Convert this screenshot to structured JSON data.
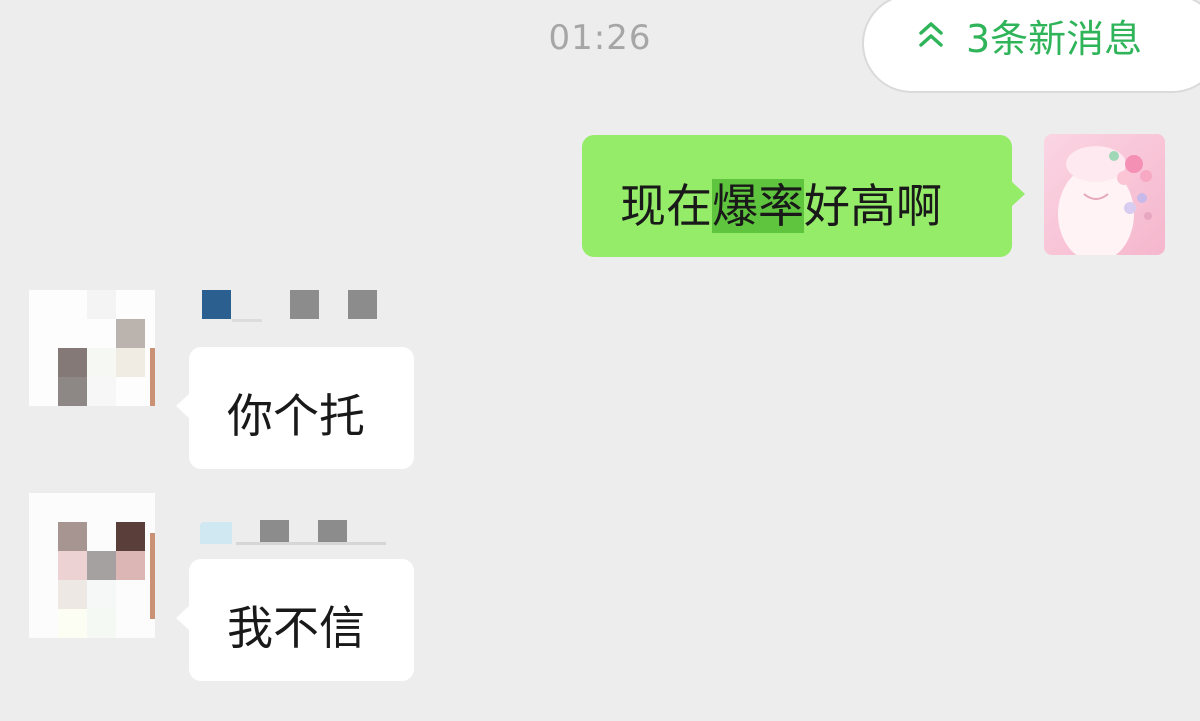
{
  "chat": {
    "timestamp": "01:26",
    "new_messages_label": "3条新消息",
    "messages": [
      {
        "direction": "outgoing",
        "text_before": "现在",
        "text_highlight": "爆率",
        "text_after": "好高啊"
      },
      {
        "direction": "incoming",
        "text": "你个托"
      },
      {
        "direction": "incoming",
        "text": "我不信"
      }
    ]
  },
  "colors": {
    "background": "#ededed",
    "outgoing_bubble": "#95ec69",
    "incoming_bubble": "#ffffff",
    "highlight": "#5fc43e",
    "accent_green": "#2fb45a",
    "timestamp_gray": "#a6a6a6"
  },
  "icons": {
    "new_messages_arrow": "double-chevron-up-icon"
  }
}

* REQUIRED TASK
Restate each of the entries above word for word and skip every image.

* THE REPLY
Convert this screenshot to structured JSON data.
{
  "chat": {
    "timestamp": "01:26",
    "new_messages_label": "3条新消息",
    "messages": [
      {
        "direction": "outgoing",
        "text_before": "现在",
        "text_highlight": "爆率",
        "text_after": "好高啊"
      },
      {
        "direction": "incoming",
        "text": "你个托"
      },
      {
        "direction": "incoming",
        "text": "我不信"
      }
    ]
  },
  "colors": {
    "background": "#ededed",
    "outgoing_bubble": "#95ec69",
    "incoming_bubble": "#ffffff",
    "highlight": "#5fc43e",
    "accent_green": "#2fb45a",
    "timestamp_gray": "#a6a6a6"
  },
  "icons": {
    "new_messages_arrow": "double-chevron-up-icon"
  }
}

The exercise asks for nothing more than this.